## Testo selezionato
6)Vediamo meglio, in sintesi, la geografia politico-identitaria dei partiti del GUE-NGL, e i quattro “poli” che sono venuti formandosi, a partire non solo da valutazioni diverse sul “partito europeo”, questione in ultima analisi di tipo “sovrastrutturale”, ma da differenti impianti strategici di analisi e di proposta rispetto all’Unione europea e alle prospettive di “un’altra Europa”.

QUATTRO POLI DI AFFINITA’

-Un primo polo comprende i partiti che premono, sia pure con modalità e intensità diverse, per una fondazione formale del nuovo “Partito della Sinistra Europea”, e che – con incertezze ed esitazioni soprattutto nella leadership del Pcf – sembrano disposti a procedere alla svelta, anche se ciò crea divisioni. Questo polo comprende, come “gruppo di testa”, le leadership di Izquierda Unida, Prc, Pds tedesca e Pcf.
Questi quattro partiti (erroneamente definiti “eurocomunisti”, benchè, eccetto la Pds, provengano alla lontana da quella storia) stanno vivendo – con forme e modalità diverse – processi interni di mutazione identitaria. Tali processi non sono omogenei, ma certamente hanno in comune – e cerco di sintetizzare senza caricature – per alcuni (Iu, Pds) un esplicito e dichiarato distacco dall’identità comunista, per altri (soprattutto il Prc) una “rottura” col leninismo e con una serie di riferimenti “classici” del cosiddetto “marxismo novecentesco” . Sono essi a dare il “segno” e la “prospettiva” identitaria del “Partito della Sinistra Europea”.
IU si definisce oggi come una formazione “eco-socialista”, e il ruolo indipendente dei comunisti del Pce è venuto negli anni sempre più indebolendosi e diluendosi come sua componente interna, più che come partito che opera con un suo rapporto autonomo con la società.
La Pds tedesca si definisce da tempo un “partito socialista”, “né comunista, né socialdemocratico”.
Una parte della maggioranza attuale della dirigenza Pcf punta, insieme alla componente dei “rifondatori”, allo scioglimento del Pcf in un nuovo “polo di radicalità”, una sorta di Izquierda Unida alla francese.

## Istruzioni
a – Trascrivi parola per parola il passo del testo sui partiti del GUE-NGL che inizia con "La Pds tedesca" e termina con "Unida alla francese.".
b – Traduci in inglese questa frase del testo sui partiti del GUE-NGL: "La Pds tedesca si definisce da tempo un “partito socialista”, “né comunista, né socialdemocratico”."
c – Riassumi in due frasi il testo sui partiti del GUE-NGL.

## Materiale fornito
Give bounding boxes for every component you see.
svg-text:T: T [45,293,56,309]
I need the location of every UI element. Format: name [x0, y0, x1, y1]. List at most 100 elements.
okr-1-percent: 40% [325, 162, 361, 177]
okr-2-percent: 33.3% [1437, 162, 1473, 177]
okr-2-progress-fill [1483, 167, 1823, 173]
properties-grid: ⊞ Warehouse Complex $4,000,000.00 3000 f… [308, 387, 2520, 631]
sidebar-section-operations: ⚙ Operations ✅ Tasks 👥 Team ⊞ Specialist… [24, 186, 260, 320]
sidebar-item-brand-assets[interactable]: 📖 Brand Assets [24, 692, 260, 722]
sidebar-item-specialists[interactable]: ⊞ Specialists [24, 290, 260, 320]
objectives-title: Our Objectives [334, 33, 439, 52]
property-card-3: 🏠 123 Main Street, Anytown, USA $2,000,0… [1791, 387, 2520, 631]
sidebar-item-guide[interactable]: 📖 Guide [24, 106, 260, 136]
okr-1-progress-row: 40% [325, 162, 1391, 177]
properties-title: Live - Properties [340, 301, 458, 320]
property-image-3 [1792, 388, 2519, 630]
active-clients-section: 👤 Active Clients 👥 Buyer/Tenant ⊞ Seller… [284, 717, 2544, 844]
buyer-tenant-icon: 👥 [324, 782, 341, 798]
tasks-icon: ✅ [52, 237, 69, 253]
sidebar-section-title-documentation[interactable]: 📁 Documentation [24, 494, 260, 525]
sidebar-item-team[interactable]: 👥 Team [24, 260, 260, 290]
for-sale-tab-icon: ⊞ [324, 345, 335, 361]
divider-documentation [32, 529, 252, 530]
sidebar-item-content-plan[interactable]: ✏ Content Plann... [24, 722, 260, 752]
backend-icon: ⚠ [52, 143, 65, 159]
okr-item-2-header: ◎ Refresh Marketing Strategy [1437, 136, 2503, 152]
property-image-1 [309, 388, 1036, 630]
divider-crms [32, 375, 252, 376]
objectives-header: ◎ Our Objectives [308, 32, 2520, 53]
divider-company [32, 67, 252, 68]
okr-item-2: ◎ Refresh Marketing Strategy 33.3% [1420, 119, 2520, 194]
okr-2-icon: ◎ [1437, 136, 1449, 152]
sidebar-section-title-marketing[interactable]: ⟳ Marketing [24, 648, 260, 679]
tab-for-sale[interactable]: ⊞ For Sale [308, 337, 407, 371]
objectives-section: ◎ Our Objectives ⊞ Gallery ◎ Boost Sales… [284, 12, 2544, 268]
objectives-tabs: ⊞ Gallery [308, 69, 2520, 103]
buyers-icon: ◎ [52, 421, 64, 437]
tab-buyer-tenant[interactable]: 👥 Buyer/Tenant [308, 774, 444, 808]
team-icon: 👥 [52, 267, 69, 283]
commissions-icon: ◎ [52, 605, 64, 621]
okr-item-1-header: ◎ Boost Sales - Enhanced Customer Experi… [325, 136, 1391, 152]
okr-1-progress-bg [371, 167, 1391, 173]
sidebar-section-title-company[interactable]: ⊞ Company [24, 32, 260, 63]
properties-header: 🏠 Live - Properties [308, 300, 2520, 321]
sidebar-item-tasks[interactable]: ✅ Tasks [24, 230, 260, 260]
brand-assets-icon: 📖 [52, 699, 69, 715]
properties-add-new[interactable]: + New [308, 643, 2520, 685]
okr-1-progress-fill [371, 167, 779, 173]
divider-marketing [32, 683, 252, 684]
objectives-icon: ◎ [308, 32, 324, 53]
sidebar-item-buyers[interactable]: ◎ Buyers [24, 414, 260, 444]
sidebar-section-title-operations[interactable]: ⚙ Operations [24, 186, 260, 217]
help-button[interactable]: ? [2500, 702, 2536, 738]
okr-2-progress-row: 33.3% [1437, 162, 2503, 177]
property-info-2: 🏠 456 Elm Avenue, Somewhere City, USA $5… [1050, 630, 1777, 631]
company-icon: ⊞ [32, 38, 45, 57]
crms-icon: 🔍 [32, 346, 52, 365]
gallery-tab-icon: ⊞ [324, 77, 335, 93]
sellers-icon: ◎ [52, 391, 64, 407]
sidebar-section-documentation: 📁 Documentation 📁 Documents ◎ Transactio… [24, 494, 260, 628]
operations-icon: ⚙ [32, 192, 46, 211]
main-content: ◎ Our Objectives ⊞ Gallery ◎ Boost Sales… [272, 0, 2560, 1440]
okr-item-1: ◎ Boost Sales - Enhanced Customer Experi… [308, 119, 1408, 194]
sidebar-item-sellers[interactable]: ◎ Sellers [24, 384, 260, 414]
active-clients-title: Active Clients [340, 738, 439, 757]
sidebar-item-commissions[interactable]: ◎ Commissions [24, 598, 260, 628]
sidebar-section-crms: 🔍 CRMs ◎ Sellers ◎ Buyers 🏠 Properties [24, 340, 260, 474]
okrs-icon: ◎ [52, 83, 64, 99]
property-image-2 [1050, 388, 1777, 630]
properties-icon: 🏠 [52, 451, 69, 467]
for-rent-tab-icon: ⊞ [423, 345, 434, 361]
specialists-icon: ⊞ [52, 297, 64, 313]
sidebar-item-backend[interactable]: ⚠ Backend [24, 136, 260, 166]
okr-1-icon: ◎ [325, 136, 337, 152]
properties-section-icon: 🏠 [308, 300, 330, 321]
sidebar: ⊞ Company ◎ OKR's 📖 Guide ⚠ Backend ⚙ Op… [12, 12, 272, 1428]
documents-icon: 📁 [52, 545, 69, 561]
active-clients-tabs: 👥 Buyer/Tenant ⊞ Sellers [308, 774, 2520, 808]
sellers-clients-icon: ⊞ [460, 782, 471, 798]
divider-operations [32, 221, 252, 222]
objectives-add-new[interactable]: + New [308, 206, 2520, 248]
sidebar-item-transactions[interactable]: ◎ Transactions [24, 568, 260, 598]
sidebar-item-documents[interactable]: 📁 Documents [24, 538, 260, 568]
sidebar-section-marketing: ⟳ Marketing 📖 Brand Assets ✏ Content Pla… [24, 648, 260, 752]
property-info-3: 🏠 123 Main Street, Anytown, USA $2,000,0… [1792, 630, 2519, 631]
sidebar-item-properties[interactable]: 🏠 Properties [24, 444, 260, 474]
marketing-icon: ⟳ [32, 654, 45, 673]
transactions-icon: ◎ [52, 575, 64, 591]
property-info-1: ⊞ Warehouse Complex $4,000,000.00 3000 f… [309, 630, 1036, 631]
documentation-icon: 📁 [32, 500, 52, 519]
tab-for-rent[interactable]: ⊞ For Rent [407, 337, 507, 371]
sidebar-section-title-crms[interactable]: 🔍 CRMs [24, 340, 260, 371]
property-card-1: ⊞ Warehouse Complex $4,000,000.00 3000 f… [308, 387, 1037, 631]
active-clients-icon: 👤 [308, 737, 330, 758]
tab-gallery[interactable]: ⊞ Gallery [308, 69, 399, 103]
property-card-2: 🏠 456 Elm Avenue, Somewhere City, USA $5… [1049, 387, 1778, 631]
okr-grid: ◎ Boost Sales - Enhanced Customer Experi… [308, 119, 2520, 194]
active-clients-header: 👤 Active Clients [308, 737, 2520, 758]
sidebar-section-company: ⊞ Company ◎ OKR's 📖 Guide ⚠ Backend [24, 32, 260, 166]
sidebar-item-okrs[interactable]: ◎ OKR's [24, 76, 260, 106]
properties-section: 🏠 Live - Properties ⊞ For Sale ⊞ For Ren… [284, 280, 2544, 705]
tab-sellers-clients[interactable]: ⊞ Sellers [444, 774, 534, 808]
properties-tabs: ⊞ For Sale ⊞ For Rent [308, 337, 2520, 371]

## Risultati
a –
La Pds tedesca si definisce da tempo un “partito socialista”, “né comunista, né socialdemocratico”.
Una parte della maggioranza attuale della dirigenza Pcf punta, insieme alla componente dei “rifondatori”, allo scioglimento del Pcf in un nuovo “polo di radicalità”, una sorta di Izquierda Unida alla francese.

b – The German PDS has long defined itself as a "socialist party," "neither communist nor social democratic."

c – Tra i partiti del GUE-NGL si sono formati quattro poli, divisi non solo da valutazioni diverse sul partito europeo ma anche da differenti impianti strategici rispetto all'Unione europea. Il primo polo, con Izquierda Unida, Prc, Pds tedesca e Pcf come gruppo di testa, preme per la fondazione formale del Partito della Sinistra Europea, e questi partiti vivono processi di mutazione identitaria che vanno dal distacco dall'identità comunista alla rottura con il leninismo.